§ **Objective**
Are you able to quote each entry exactly as written?
[Provided records start]
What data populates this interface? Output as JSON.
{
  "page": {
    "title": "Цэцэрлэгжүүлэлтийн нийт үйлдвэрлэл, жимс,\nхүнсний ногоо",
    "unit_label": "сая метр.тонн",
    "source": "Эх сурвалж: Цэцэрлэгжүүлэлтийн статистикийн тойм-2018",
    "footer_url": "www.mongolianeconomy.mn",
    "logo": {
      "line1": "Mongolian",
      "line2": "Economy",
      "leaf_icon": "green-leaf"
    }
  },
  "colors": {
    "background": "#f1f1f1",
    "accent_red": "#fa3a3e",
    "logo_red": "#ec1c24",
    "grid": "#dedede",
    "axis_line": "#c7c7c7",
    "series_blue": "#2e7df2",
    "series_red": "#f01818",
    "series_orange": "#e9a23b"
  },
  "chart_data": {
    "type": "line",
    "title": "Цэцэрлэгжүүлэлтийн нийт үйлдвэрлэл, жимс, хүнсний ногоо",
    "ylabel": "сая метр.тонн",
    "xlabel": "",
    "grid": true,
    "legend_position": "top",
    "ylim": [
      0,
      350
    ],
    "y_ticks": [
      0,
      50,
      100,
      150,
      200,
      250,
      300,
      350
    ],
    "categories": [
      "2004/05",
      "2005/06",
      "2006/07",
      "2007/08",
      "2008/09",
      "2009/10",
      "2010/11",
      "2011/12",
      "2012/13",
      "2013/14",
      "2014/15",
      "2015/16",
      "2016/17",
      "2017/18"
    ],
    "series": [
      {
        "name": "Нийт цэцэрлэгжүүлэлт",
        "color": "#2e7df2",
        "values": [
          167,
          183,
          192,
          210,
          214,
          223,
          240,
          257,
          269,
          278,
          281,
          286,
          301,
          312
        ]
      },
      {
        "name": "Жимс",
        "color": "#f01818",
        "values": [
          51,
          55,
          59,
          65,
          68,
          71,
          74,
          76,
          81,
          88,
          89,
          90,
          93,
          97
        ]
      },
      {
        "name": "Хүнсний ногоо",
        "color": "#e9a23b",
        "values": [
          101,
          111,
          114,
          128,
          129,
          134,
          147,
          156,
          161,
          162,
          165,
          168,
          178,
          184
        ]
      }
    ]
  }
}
[Provided records end]
§ **Output**
What data populates this interface? Output as JSON.
{
  "page": {
    "title": "Цэцэрлэгжүүлэлтийн нийт үйлдвэрлэл, жимс,\nхүнсний ногоо",
    "unit_label": "сая метр.тонн",
    "source": "Эх сурвалж: Цэцэрлэгжүүлэлтийн статистикийн тойм-2018",
    "footer_url": "www.mongolianeconomy.mn",
    "logo": {
      "line1": "Mongolian",
      "line2": "Economy",
      "leaf_icon": "green-leaf"
    }
  },
  "colors": {
    "background": "#f1f1f1",
    "accent_red": "#fa3a3e",
    "logo_red": "#ec1c24",
    "grid": "#dedede",
    "axis_line": "#c7c7c7",
    "series_blue": "#2e7df2",
    "series_red": "#f01818",
    "series_orange": "#e9a23b"
  },
  "chart_data": {
    "type": "line",
    "title": "Цэцэрлэгжүүлэлтийн нийт үйлдвэрлэл, жимс, хүнсний ногоо",
    "ylabel": "сая метр.тонн",
    "xlabel": "",
    "grid": true,
    "legend_position": "top",
    "ylim": [
      0,
      350
    ],
    "y_ticks": [
      0,
      50,
      100,
      150,
      200,
      250,
      300,
      350
    ],
    "categories": [
      "2004/05",
      "2005/06",
      "2006/07",
      "2007/08",
      "2008/09",
      "2009/10",
      "2010/11",
      "2011/12",
      "2012/13",
      "2013/14",
      "2014/15",
      "2015/16",
      "2016/17",
      "2017/18"
    ],
    "series": [
      {
        "name": "Нийт цэцэрлэгжүүлэлт",
        "color": "#2e7df2",
        "values": [
          167,
          183,
          192,
          210,
          214,
          223,
          240,
          257,
          269,
          278,
          281,
          286,
          301,
          312
        ]
      },
      {
        "name": "Жимс",
        "color": "#f01818",
        "values": [
          51,
          55,
          59,
          65,
          68,
          71,
          74,
          76,
          81,
          88,
          89,
          90,
          93,
          97
        ]
      },
      {
        "name": "Хүнсний ногоо",
        "color": "#e9a23b",
        "values": [
          101,
          111,
          114,
          128,
          129,
          134,
          147,
          156,
          161,
          162,
          165,
          168,
          178,
          184
        ]
      }
    ]
  }
}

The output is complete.